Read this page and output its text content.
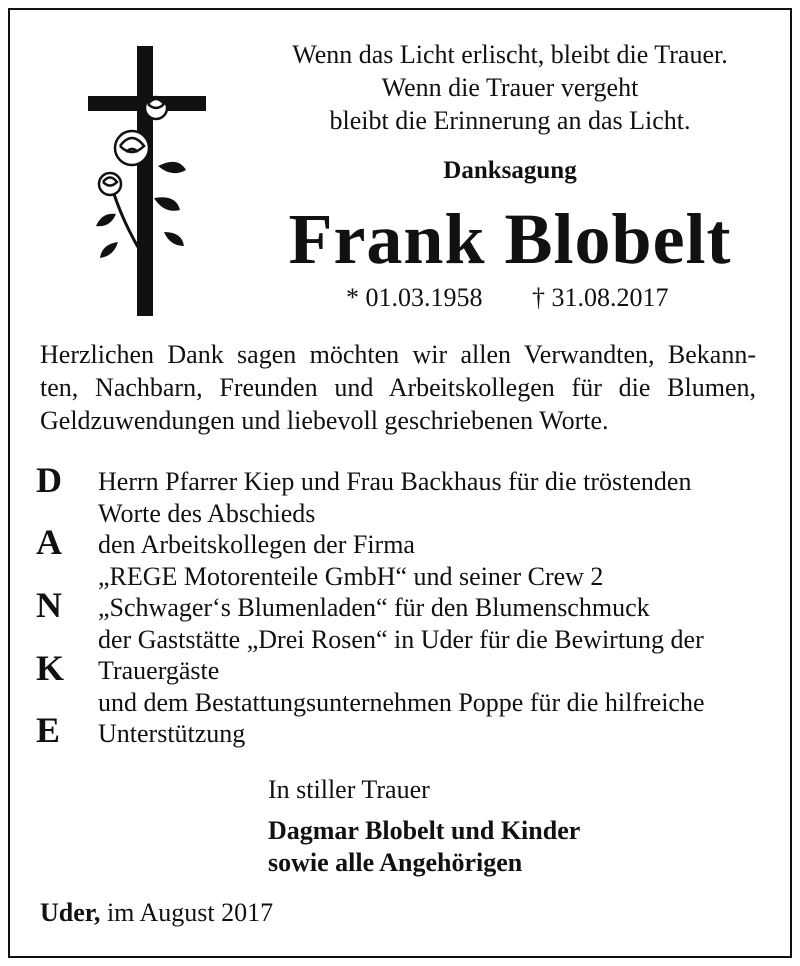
Wenn das Licht erlischt, bleibt die Trauer.
Wenn die Trauer vergeht
bleibt die Erinnerung an das Licht.
Danksagung
Frank Blobelt
* 01.03.1958 † 31.08.2017
Herzlichen Dank sagen möchten wir allen Verwandten, Bekann-
ten, Nachbarn, Freunden und Arbeitskollegen für die Blumen,
Geldzuwendungen und liebevoll geschriebenen Worte.
D
A
N
K
E
Herrn Pfarrer Kiep und Frau Backhaus für die tröstenden
Worte des Abschieds
den Arbeitskollegen der Firma
„REGE Motorenteile GmbH“ und seiner Crew 2
„Schwager‘s Blumenladen“ für den Blumenschmuck
der Gaststätte „Drei Rosen“ in Uder für die Bewirtung der
Trauergäste
und dem Bestattungsunternehmen Poppe für die hilfreiche
Unterstützung
In stiller Trauer
Dagmar Blobelt und Kinder
sowie alle Angehörigen
Uder, im August 2017
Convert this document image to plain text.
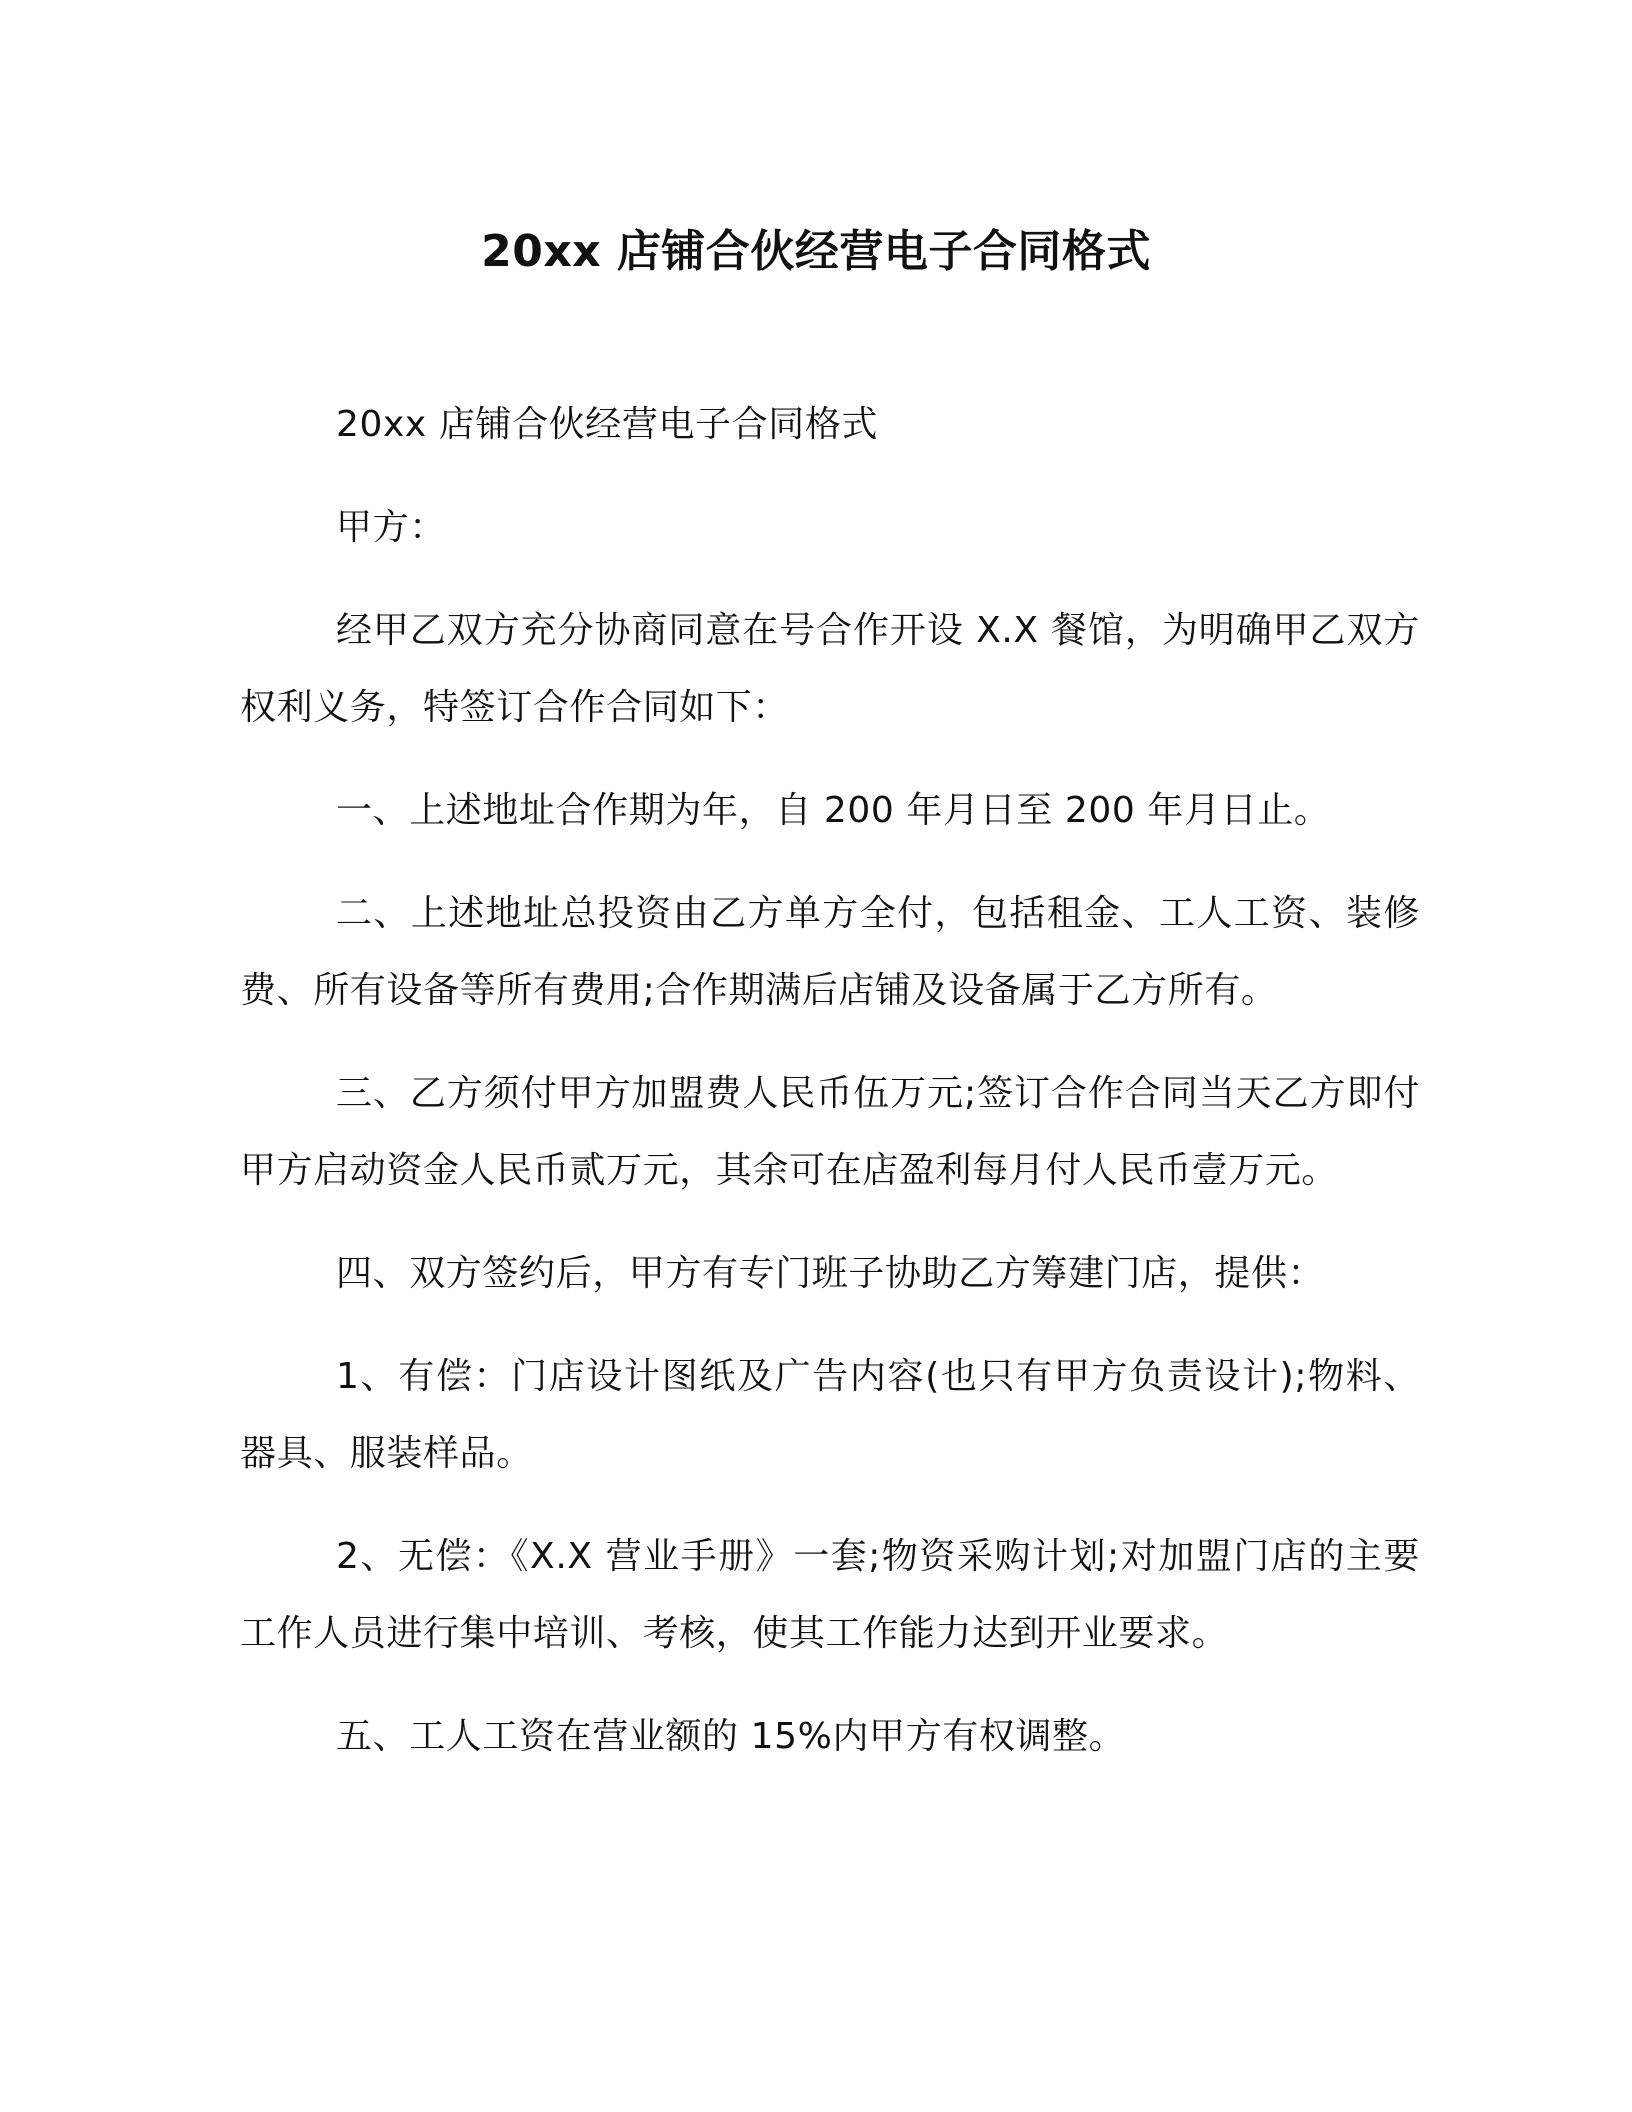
20xx 店铺合伙经营电子合同格式

20xx 店铺合伙经营电子合同格式

甲方：

经甲乙双方充分协商同意在号合作开设 X.X 餐馆，为明确甲乙双方权利义务，特签订合作合同如下：

一、上述地址合作期为年，自 200 年月日至 200 年月日止。

二、上述地址总投资由乙方单方全付，包括租金、工人工资、装修费、所有设备等所有费用;合作期满后店铺及设备属于乙方所有。

三、乙方须付甲方加盟费人民币伍万元;签订合作合同当天乙方即付甲方启动资金人民币贰万元，其余可在店盈利每月付人民币壹万元。

四、双方签约后，甲方有专门班子协助乙方筹建门店，提供：

1、有偿：门店设计图纸及广告内容(也只有甲方负责设计);物料、器具、服装样品。

2、无偿：《X.X 营业手册》一套;物资采购计划;对加盟门店的主要工作人员进行集中培训、考核，使其工作能力达到开业要求。

五、工人工资在营业额的 15%内甲方有权调整。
··········
Without the pictures, copy the material exactly as given.

- **Output**
Read this page and output its text content.
Wenn das Licht erlischt, bleibt die Trauer.
Wenn die Trauer vergeht
bleibt die Erinnerung an das Licht.
Danksagung
Frank Blobelt
* 01.03.1958 † 31.08.2017
Herzlichen Dank sagen möchten wir allen Verwandten, Bekann-
ten, Nachbarn, Freunden und Arbeitskollegen für die Blumen,
Geldzuwendungen und liebevoll geschriebenen Worte.
D
A
N
K
E
Herrn Pfarrer Kiep und Frau Backhaus für die tröstenden
Worte des Abschieds
den Arbeitskollegen der Firma
„REGE Motorenteile GmbH“ und seiner Crew 2
„Schwager‘s Blumenladen“ für den Blumenschmuck
der Gaststätte „Drei Rosen“ in Uder für die Bewirtung der
Trauergäste
und dem Bestattungsunternehmen Poppe für die hilfreiche
Unterstützung
In stiller Trauer
Dagmar Blobelt und Kinder
sowie alle Angehörigen
Uder, im August 2017
Convert this document image to plain text.
20xx 店铺合伙经营电子合同格式

20xx 店铺合伙经营电子合同格式

甲方：

经甲乙双方充分协商同意在号合作开设 X.X 餐馆，为明确甲乙双方权利义务，特签订合作合同如下：

一、上述地址合作期为年，自 200 年月日至 200 年月日止。

二、上述地址总投资由乙方单方全付，包括租金、工人工资、装修费、所有设备等所有费用;合作期满后店铺及设备属于乙方所有。

三、乙方须付甲方加盟费人民币伍万元;签订合作合同当天乙方即付甲方启动资金人民币贰万元，其余可在店盈利每月付人民币壹万元。

四、双方签约后，甲方有专门班子协助乙方筹建门店，提供：

1、有偿：门店设计图纸及广告内容(也只有甲方负责设计);物料、器具、服装样品。

2、无偿：《X.X 营业手册》一套;物资采购计划;对加盟门店的主要工作人员进行集中培训、考核，使其工作能力达到开业要求。

五、工人工资在营业额的 15%内甲方有权调整。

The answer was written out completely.